Materiale estratto

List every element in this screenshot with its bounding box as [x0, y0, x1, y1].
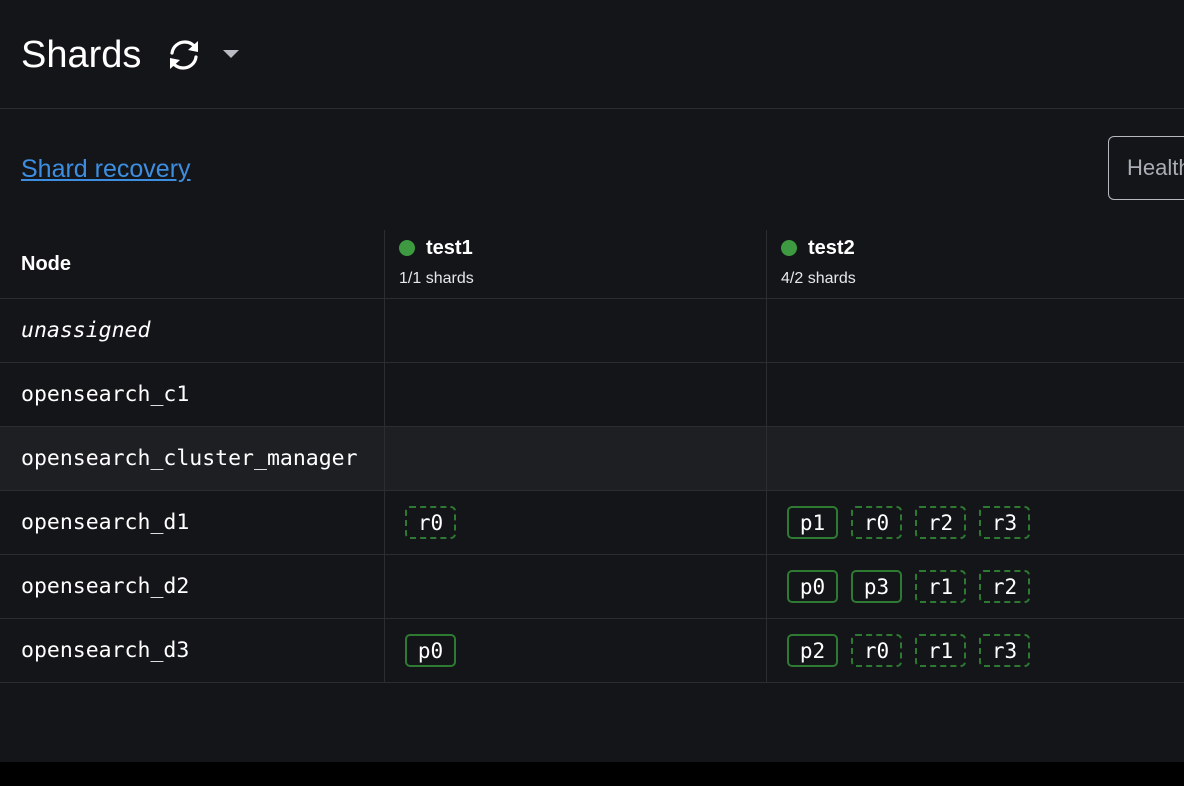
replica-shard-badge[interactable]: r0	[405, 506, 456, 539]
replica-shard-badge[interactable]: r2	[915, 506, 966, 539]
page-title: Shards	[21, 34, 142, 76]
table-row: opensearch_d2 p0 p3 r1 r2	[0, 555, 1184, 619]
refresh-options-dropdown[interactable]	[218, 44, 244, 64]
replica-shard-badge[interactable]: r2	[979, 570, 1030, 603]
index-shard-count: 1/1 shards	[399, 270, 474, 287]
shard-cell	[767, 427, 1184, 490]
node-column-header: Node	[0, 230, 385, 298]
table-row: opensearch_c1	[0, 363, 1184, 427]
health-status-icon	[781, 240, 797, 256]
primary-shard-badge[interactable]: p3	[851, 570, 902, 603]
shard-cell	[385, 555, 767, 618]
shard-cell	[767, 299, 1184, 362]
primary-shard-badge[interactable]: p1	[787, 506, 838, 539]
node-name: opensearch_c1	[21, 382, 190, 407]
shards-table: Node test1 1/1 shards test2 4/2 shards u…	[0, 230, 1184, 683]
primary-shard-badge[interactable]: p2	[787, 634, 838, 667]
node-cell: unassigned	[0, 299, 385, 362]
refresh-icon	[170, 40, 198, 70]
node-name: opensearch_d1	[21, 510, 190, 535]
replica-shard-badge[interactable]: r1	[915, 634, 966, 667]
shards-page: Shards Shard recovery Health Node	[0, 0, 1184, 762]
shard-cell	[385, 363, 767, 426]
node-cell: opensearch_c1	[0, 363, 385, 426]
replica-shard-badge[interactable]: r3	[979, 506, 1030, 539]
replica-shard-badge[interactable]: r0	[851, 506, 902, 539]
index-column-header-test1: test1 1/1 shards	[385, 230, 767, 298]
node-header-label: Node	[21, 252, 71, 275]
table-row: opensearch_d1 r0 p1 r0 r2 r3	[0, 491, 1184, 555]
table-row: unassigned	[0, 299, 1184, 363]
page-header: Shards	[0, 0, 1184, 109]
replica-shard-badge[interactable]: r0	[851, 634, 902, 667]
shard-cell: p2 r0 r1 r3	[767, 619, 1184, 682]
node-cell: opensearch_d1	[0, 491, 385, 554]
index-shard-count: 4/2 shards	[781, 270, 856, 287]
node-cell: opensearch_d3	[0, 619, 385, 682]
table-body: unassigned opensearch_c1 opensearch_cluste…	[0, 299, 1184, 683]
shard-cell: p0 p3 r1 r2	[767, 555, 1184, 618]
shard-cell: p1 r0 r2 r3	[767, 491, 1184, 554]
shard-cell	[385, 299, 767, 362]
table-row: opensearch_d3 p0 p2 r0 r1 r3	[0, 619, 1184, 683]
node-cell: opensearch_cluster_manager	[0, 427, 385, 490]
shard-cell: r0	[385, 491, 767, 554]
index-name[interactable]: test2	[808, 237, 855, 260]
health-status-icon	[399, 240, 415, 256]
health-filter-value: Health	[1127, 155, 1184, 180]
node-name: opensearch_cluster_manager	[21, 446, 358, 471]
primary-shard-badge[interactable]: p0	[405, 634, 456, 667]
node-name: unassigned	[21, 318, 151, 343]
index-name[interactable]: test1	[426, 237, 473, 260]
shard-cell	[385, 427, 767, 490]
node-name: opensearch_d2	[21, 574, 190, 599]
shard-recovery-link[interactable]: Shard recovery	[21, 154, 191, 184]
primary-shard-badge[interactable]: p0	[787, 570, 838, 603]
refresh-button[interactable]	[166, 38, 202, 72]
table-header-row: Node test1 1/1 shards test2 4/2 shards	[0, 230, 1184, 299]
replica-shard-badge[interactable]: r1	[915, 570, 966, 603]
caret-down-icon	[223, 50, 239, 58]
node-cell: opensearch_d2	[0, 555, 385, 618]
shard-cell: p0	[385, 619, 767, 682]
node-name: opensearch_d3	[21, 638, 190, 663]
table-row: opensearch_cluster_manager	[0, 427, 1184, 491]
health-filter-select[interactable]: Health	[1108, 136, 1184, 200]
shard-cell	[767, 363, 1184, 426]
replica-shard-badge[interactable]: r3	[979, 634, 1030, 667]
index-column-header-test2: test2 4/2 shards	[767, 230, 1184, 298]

Descrizione esercizio
Per favore, ricopia esattamente le righe sopra, dalla riga che contiene "506, 456, 539]" fino a quella che contiene "506, 1030, 539]", entrambe incluse, e nient'altro.

Risposta alla consegna
replica-shard-badge[interactable]: r0	[405, 506, 456, 539]
replica-shard-badge[interactable]: r2	[915, 506, 966, 539]
page-title: Shards	[21, 34, 142, 76]
table-row: opensearch_d2 p0 p3 r1 r2	[0, 555, 1184, 619]
refresh-options-dropdown[interactable]	[218, 44, 244, 64]
replica-shard-badge[interactable]: r2	[979, 570, 1030, 603]
index-shard-count: 1/1 shards	[399, 270, 474, 287]
shard-cell	[767, 427, 1184, 490]
node-column-header: Node	[0, 230, 385, 298]
table-row: opensearch_c1	[0, 363, 1184, 427]
health-status-icon	[781, 240, 797, 256]
primary-shard-badge[interactable]: p3	[851, 570, 902, 603]
shard-cell	[385, 555, 767, 618]
shard-cell	[767, 299, 1184, 362]
primary-shard-badge[interactable]: p1	[787, 506, 838, 539]
node-name: opensearch_c1	[21, 382, 190, 407]
shards-table: Node test1 1/1 shards test2 4/2 shards u…	[0, 230, 1184, 683]
primary-shard-badge[interactable]: p2	[787, 634, 838, 667]
node-cell: unassigned	[0, 299, 385, 362]
refresh-icon	[170, 40, 198, 70]
node-name: opensearch_d1	[21, 510, 190, 535]
replica-shard-badge[interactable]: r1	[915, 634, 966, 667]
shards-page: Shards Shard recovery Health Node	[0, 0, 1184, 762]
shard-cell	[385, 363, 767, 426]
node-cell: opensearch_c1	[0, 363, 385, 426]
replica-shard-badge[interactable]: r3	[979, 506, 1030, 539]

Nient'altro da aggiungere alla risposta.